---------- RECORDS FOR THE TASK ----------

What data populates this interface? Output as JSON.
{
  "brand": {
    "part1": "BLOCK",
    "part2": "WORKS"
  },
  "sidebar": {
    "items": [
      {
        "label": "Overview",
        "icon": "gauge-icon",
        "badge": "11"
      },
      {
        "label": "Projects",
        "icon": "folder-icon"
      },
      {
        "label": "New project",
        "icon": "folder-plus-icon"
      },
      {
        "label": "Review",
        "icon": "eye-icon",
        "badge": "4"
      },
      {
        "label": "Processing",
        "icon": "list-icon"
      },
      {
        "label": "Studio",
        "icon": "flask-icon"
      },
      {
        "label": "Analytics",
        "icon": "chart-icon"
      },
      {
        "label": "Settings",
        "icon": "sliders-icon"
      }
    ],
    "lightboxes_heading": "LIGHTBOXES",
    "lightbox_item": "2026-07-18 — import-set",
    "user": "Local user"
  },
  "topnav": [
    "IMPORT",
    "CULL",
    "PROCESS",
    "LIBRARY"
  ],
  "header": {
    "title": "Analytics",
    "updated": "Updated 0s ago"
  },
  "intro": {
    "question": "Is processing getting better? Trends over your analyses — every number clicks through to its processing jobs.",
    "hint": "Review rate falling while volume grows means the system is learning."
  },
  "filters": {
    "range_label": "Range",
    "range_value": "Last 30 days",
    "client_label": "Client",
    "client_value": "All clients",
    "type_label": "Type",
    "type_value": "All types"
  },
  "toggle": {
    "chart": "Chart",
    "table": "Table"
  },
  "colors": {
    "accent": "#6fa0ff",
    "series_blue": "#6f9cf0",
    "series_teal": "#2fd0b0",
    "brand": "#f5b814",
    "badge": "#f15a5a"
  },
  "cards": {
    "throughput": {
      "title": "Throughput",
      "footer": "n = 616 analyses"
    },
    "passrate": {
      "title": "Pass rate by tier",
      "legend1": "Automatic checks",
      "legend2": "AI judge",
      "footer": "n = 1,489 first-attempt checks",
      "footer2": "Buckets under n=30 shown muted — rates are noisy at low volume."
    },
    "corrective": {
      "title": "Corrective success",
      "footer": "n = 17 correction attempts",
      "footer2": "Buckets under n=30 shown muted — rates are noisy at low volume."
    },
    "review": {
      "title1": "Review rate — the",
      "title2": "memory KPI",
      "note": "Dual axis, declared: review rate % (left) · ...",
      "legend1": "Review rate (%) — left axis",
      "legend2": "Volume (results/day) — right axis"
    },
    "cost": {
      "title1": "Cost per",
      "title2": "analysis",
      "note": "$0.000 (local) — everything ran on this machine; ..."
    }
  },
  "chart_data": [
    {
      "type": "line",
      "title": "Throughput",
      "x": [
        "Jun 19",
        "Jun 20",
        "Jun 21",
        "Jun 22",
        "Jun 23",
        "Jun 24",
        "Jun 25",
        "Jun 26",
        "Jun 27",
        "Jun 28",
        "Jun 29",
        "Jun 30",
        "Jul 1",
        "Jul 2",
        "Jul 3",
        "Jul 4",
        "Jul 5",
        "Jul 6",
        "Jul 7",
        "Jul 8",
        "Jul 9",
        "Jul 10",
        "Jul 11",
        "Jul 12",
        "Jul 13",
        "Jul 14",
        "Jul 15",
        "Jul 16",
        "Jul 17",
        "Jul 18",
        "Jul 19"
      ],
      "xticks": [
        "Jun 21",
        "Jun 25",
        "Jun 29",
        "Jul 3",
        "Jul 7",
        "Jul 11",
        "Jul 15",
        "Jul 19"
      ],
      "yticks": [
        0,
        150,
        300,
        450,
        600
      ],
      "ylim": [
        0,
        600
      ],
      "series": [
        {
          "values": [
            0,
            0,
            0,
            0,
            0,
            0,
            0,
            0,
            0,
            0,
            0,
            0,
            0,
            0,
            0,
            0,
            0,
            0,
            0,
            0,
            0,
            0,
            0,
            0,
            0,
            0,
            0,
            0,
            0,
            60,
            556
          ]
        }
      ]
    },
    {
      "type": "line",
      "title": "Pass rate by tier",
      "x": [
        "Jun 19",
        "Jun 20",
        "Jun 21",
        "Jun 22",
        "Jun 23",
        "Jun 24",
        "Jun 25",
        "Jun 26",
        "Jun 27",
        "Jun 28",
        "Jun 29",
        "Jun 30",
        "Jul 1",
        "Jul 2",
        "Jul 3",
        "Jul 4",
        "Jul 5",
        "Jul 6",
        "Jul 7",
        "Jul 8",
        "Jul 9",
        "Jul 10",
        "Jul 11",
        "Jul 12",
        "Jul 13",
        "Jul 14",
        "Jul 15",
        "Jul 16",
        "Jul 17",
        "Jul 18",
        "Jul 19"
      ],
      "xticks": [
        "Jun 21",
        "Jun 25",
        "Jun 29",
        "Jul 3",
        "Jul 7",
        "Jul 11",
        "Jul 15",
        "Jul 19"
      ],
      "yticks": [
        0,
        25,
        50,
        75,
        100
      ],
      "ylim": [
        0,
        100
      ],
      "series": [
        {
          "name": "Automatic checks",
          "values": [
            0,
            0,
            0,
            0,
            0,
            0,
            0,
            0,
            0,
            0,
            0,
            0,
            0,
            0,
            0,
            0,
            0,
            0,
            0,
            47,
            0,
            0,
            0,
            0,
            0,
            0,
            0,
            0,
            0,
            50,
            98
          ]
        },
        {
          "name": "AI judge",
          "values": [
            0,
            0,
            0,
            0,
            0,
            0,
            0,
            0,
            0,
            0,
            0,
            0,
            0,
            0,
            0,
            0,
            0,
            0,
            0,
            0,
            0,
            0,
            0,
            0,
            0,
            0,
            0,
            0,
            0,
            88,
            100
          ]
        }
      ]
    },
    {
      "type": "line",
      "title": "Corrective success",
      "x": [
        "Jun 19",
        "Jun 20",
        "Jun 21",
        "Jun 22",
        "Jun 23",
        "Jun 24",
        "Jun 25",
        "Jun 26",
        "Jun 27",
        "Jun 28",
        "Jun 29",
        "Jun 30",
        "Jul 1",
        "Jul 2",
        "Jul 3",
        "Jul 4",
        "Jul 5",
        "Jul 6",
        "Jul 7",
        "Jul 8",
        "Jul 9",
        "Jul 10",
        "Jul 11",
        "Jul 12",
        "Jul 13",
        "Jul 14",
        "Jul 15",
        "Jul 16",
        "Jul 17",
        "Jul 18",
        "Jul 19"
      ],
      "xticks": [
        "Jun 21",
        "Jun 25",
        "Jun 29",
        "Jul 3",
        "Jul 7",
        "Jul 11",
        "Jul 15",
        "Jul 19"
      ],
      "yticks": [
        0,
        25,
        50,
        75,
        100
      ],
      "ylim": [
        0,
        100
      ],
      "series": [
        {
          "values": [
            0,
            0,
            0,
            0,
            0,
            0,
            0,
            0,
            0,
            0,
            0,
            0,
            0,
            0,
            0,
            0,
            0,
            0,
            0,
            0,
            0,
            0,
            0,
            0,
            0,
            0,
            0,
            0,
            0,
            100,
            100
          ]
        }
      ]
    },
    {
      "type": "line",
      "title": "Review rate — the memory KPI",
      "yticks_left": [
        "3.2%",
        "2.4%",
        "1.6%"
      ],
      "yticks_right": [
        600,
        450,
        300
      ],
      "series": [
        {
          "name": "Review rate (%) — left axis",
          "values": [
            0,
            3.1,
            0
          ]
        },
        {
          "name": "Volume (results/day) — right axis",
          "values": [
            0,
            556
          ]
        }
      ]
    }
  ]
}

----------

* _WHAT TO PRODUCE_
Look through the records and gather every line containing "note".

* _RESPONSE_
      "note": "Dual axis, declared: review rate % (left) · ...",
      "note": "$0.000 (local) — everything ran on this machine; ..."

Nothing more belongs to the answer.